§ **EXCERPT**
——————

Why They Fight: Civil War Re-enactors and the Battle over Historic Sites

3 minute read

To create these pictures, photographer Gregg Segal collaborated with Civil War re-enactors to construct scenes at historic battle sites that have been compromised by modern development.

“The past is never dead,” wrote William Faulkner of Oxford, Mississippi. “It’s not even past.” In Europe, they know this. Modern apartment buildings in Rome are built on Renaissance foundations that in turn contain bits of ruins that are thousands of years old. In Germany it’s not unusual for a work site to shut down suddenly, or for a neighborhood to be evacuated, after the discovery of an unexploded bomb from World War II.

Americans, though, have always focused more on making the history of tomorrow, rather than remembering the history of long ago. And so, 150 years after the Civil War, many of the fields on which soldiers bled and died are nearly forgotten, buried beneath parking lots and subdivisions and interstate highways. Yet, at the same time, the wounds of that terrible war have never fully gone away. They live on in the mental terrain even as they are wiped from the physical landscape.

——————

§ **AVAILABLE DATA**
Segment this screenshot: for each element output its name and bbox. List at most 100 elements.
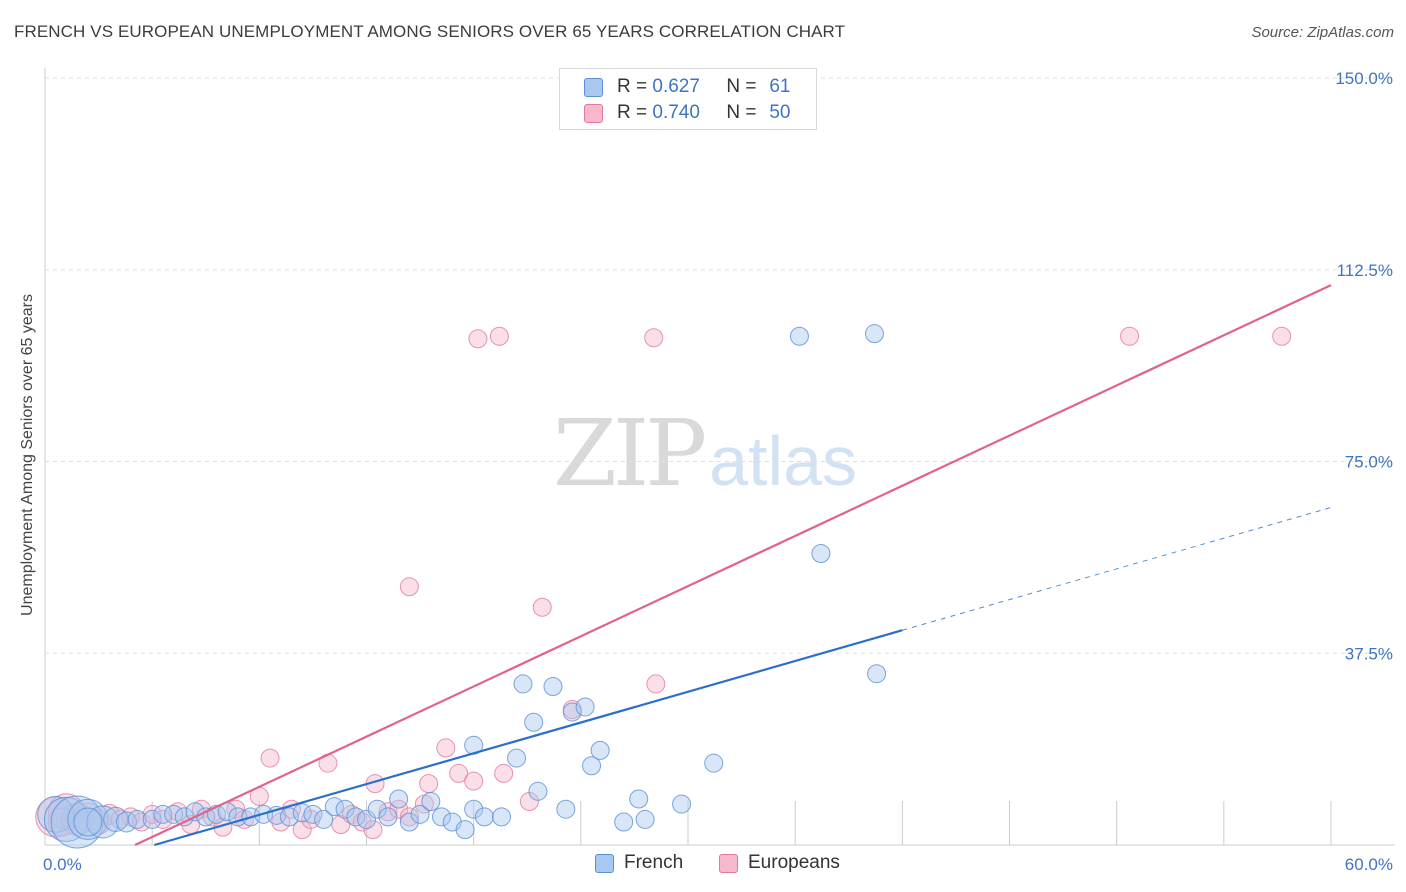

——————

§ **WHAT THE EXERCISE ASKS**
In the piece on Civil War re-enactors, what discovery can suddenly shut down a work site in Germany?

§ **TASK RESULT**
An unexploded bomb from World War II.